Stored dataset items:
----
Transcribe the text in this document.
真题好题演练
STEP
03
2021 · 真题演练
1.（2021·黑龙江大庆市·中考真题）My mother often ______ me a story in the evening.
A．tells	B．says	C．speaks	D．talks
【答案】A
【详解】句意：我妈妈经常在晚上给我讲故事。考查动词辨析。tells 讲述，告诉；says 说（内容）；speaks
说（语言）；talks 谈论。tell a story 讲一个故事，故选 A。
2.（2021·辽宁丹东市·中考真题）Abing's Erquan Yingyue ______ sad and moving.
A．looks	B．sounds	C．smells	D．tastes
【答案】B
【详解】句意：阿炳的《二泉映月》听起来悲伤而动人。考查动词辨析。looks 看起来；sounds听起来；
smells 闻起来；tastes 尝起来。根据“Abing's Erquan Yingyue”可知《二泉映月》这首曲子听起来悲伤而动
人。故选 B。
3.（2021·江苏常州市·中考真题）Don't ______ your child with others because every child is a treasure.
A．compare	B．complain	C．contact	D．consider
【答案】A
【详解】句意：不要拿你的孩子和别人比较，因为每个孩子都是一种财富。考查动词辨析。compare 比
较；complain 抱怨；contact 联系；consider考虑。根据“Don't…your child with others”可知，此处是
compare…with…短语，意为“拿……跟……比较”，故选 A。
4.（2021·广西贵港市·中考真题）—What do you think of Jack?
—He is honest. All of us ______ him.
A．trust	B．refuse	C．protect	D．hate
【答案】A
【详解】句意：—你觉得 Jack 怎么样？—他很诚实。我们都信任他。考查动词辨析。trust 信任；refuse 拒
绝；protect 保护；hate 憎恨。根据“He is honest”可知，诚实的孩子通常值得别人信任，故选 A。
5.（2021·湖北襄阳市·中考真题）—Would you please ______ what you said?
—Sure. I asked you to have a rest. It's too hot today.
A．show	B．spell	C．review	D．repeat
----
**WHAT THE EXERCISE ASKS**. Repeat every line of the data, exactly and in full.

**WRITTEN SOLUTION**.
Transcribe the text in this document.
真题好题演练
STEP
03
2021 · 真题演练
1.（2021·黑龙江大庆市·中考真题）My mother often ______ me a story in the evening.
A．tells	B．says	C．speaks	D．talks
【答案】A
【详解】句意：我妈妈经常在晚上给我讲故事。考查动词辨析。tells 讲述，告诉；says 说（内容）；speaks
说（语言）；talks 谈论。tell a story 讲一个故事，故选 A。
2.（2021·辽宁丹东市·中考真题）Abing's Erquan Yingyue ______ sad and moving.
A．looks	B．sounds	C．smells	D．tastes
【答案】B
【详解】句意：阿炳的《二泉映月》听起来悲伤而动人。考查动词辨析。looks 看起来；sounds听起来；
smells 闻起来；tastes 尝起来。根据“Abing's Erquan Yingyue”可知《二泉映月》这首曲子听起来悲伤而动
人。故选 B。
3.（2021·江苏常州市·中考真题）Don't ______ your child with others because every child is a treasure.
A．compare	B．complain	C．contact	D．consider
【答案】A
【详解】句意：不要拿你的孩子和别人比较，因为每个孩子都是一种财富。考查动词辨析。compare 比
较；complain 抱怨；contact 联系；consider考虑。根据“Don't…your child with others”可知，此处是
compare…with…短语，意为“拿……跟……比较”，故选 A。
4.（2021·广西贵港市·中考真题）—What do you think of Jack?
—He is honest. All of us ______ him.
A．trust	B．refuse	C．protect	D．hate
【答案】A
【详解】句意：—你觉得 Jack 怎么样？—他很诚实。我们都信任他。考查动词辨析。trust 信任；refuse 拒
绝；protect 保护；hate 憎恨。根据“He is honest”可知，诚实的孩子通常值得别人信任，故选 A。
5.（2021·湖北襄阳市·中考真题）—Would you please ______ what you said?
—Sure. I asked you to have a rest. It's too hot today.
A．show	B．spell	C．review	D．repeat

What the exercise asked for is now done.